GOAL: Reproduce the entire listing word for word.

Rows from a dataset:
□ □ □ □ □ □ □

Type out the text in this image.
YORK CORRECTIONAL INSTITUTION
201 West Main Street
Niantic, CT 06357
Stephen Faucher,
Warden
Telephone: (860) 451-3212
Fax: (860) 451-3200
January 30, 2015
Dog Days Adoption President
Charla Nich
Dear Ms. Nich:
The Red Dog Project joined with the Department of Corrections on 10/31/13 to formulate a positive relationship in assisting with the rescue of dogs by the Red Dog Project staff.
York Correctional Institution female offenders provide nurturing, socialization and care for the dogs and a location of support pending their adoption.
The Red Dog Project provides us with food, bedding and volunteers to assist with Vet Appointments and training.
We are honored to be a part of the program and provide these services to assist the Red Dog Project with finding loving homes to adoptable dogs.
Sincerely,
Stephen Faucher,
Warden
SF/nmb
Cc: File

□ □ □ □ □ □ □

REPLY:
Type out the text in this image.
YORK CORRECTIONAL INSTITUTION
201 West Main Street
Niantic, CT 06357
Stephen Faucher,
Warden
Telephone: (860) 451-3212
Fax: (860) 451-3200
January 30, 2015
Dog Days Adoption President
Charla Nich
Dear Ms. Nich:
The Red Dog Project joined with the Department of Corrections on 10/31/13 to formulate a positive relationship in assisting with the rescue of dogs by the Red Dog Project staff.
York Correctional Institution female offenders provide nurturing, socialization and care for the dogs and a location of support pending their adoption.
The Red Dog Project provides us with food, bedding and volunteers to assist with Vet Appointments and training.
We are honored to be a part of the program and provide these services to assist the Red Dog Project with finding loving homes to adoptable dogs.
Sincerely,
Stephen Faucher,
Warden
SF/nmb
Cc: File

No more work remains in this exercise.